GIVEN REQUEST:
Give the number of lines in the data that contain "Фамилия", and nothing more.

DATA LISTING:
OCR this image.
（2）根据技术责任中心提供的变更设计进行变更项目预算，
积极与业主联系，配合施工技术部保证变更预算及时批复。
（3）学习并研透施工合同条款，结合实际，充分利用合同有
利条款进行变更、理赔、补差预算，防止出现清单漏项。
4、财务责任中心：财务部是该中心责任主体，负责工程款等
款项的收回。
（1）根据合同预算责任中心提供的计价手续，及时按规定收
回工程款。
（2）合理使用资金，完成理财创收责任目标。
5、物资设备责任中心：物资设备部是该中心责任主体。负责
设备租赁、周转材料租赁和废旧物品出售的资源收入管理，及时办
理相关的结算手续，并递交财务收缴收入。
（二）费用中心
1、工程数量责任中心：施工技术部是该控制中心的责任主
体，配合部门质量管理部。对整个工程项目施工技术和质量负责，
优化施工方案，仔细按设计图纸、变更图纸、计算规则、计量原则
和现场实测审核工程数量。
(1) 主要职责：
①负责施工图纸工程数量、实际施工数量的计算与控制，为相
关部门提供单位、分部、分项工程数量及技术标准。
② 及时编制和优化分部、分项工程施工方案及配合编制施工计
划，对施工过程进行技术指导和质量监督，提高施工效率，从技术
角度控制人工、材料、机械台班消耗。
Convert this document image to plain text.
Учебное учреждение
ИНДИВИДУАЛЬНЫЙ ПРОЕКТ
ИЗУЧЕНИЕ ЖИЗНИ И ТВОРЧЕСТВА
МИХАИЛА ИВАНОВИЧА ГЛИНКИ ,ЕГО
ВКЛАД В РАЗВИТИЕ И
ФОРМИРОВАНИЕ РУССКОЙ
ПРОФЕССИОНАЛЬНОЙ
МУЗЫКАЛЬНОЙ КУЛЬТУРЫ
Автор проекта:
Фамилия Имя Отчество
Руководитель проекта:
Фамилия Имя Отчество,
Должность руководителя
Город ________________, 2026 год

RIGHT ANSWER:
2